[start]

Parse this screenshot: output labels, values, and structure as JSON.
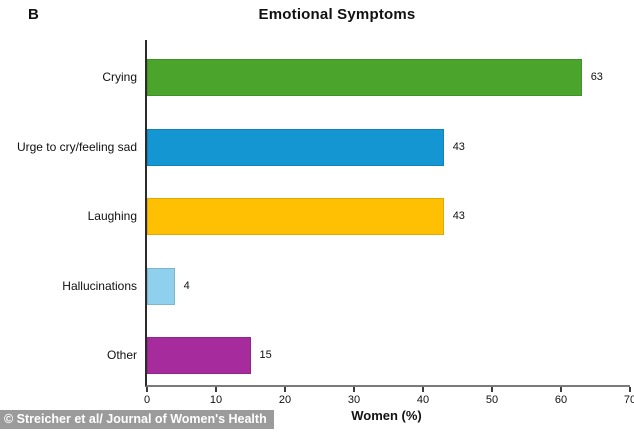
{
  "figure": {
    "panel_label": "B",
    "watermark": "© Streicher et al/ Journal of Women's Health"
  },
  "chart_data": {
    "type": "bar",
    "orientation": "horizontal",
    "title": "Emotional Symptoms",
    "categories": [
      "Crying",
      "Urge to cry/feeling sad",
      "Laughing",
      "Hallucinations",
      "Other"
    ],
    "values": [
      63,
      43,
      43,
      4,
      15
    ],
    "bar_colors": [
      "#4BA52C",
      "#1496D2",
      "#FFC004",
      "#8FD0EC",
      "#A62C9E"
    ],
    "xlabel": "Women (%)",
    "ylabel": "",
    "xlim": [
      0,
      70
    ],
    "xticks": [
      0,
      10,
      20,
      30,
      40,
      50,
      60,
      70
    ],
    "grid": false,
    "legend": "none",
    "background_color": "#ffffff",
    "axis_color": "#2b2b2b"
  }
}
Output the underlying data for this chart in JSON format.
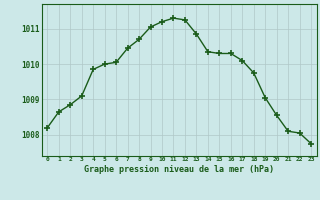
{
  "x": [
    0,
    1,
    2,
    3,
    4,
    5,
    6,
    7,
    8,
    9,
    10,
    11,
    12,
    13,
    14,
    15,
    16,
    17,
    18,
    19,
    20,
    21,
    22,
    23
  ],
  "y": [
    1008.2,
    1008.65,
    1008.85,
    1009.1,
    1009.85,
    1010.0,
    1010.05,
    1010.45,
    1010.7,
    1011.05,
    1011.2,
    1011.3,
    1011.25,
    1010.85,
    1010.35,
    1010.3,
    1010.3,
    1010.1,
    1009.75,
    1009.05,
    1008.55,
    1008.1,
    1008.05,
    1007.75
  ],
  "line_color": "#1a5c1a",
  "marker": "+",
  "marker_size": 4,
  "marker_edge_width": 1.2,
  "line_width": 1.0,
  "bg_color": "#cce8e8",
  "grid_color": "#b0c8c8",
  "xlabel": "Graphe pression niveau de la mer (hPa)",
  "xlabel_color": "#1a5c1a",
  "tick_color": "#1a5c1a",
  "yticks": [
    1008,
    1009,
    1010,
    1011
  ],
  "ylim": [
    1007.4,
    1011.7
  ],
  "xlim": [
    -0.5,
    23.5
  ],
  "xtick_labels": [
    "0",
    "1",
    "2",
    "3",
    "4",
    "5",
    "6",
    "7",
    "8",
    "9",
    "10",
    "11",
    "12",
    "13",
    "14",
    "15",
    "16",
    "17",
    "18",
    "19",
    "20",
    "21",
    "22",
    "23"
  ]
}
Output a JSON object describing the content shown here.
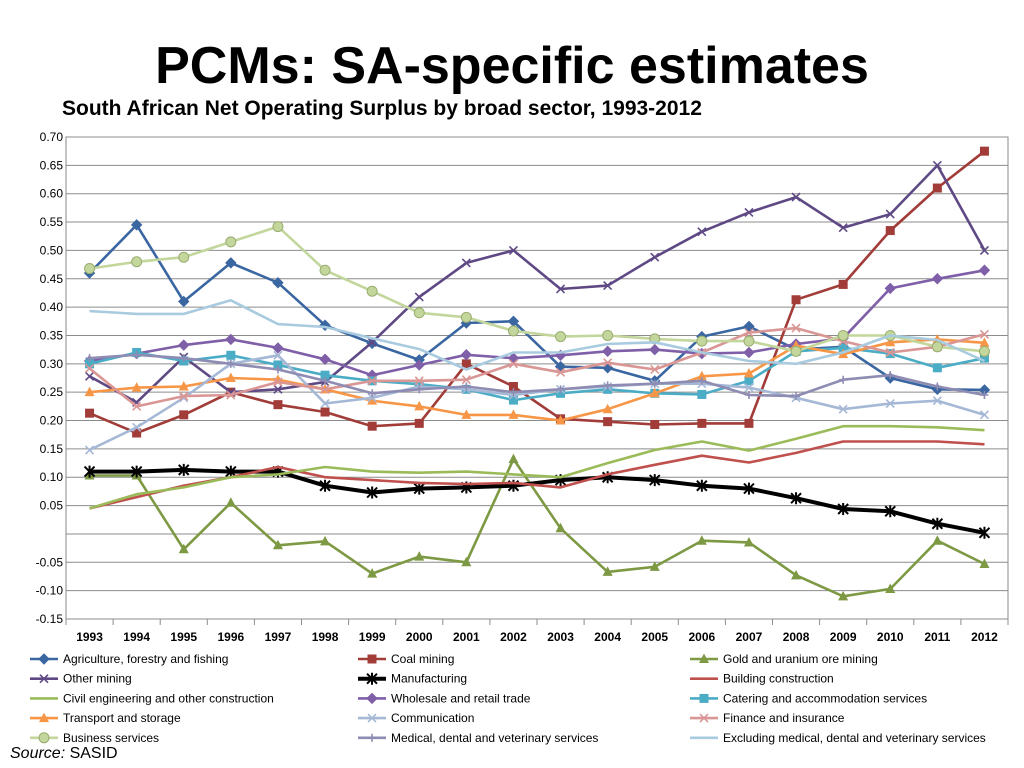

[end]

• [Work to do]:
Without the pictures, write out every entry precisely as it appears.

• [Answer to the problem]:
Parse this screenshot: output labels, values, and structure as JSON.
{
  "figure": {
    "panel_label": "B",
    "watermark": "© Streicher et al/ Journal of Women's Health"
  },
  "chart_data": {
    "type": "bar",
    "orientation": "horizontal",
    "title": "Emotional Symptoms",
    "categories": [
      "Crying",
      "Urge to cry/feeling sad",
      "Laughing",
      "Hallucinations",
      "Other"
    ],
    "values": [
      63,
      43,
      43,
      4,
      15
    ],
    "bar_colors": [
      "#4BA52C",
      "#1496D2",
      "#FFC004",
      "#8FD0EC",
      "#A62C9E"
    ],
    "xlabel": "Women (%)",
    "ylabel": "",
    "xlim": [
      0,
      70
    ],
    "xticks": [
      0,
      10,
      20,
      30,
      40,
      50,
      60,
      70
    ],
    "grid": false,
    "legend": "none",
    "background_color": "#ffffff",
    "axis_color": "#2b2b2b"
  }
}
Output the underlying data for this chart in JSON format.
{
  "x": [
    0,
    1,
    2,
    3,
    4,
    5,
    6,
    7,
    8,
    9,
    10,
    11,
    12,
    13,
    14,
    15,
    16,
    17,
    18,
    19,
    20,
    21,
    22,
    23
  ],
  "y": [
    1008.2,
    1008.65,
    1008.85,
    1009.1,
    1009.85,
    1010.0,
    1010.05,
    1010.45,
    1010.7,
    1011.05,
    1011.2,
    1011.3,
    1011.25,
    1010.85,
    1010.35,
    1010.3,
    1010.3,
    1010.1,
    1009.75,
    1009.05,
    1008.55,
    1008.1,
    1008.05,
    1007.75
  ],
  "line_color": "#1a5c1a",
  "marker": "+",
  "marker_size": 4,
  "marker_edge_width": 1.2,
  "line_width": 1.0,
  "bg_color": "#cce8e8",
  "grid_color": "#b0c8c8",
  "xlabel": "Graphe pression niveau de la mer (hPa)",
  "xlabel_color": "#1a5c1a",
  "tick_color": "#1a5c1a",
  "yticks": [
    1008,
    1009,
    1010,
    1011
  ],
  "ylim": [
    1007.4,
    1011.7
  ],
  "xlim": [
    -0.5,
    23.5
  ],
  "xtick_labels": [
    "0",
    "1",
    "2",
    "3",
    "4",
    "5",
    "6",
    "7",
    "8",
    "9",
    "10",
    "11",
    "12",
    "13",
    "14",
    "15",
    "16",
    "17",
    "18",
    "19",
    "20",
    "21",
    "22",
    "23"
  ]
}
Output a JSON object describing the content shown here.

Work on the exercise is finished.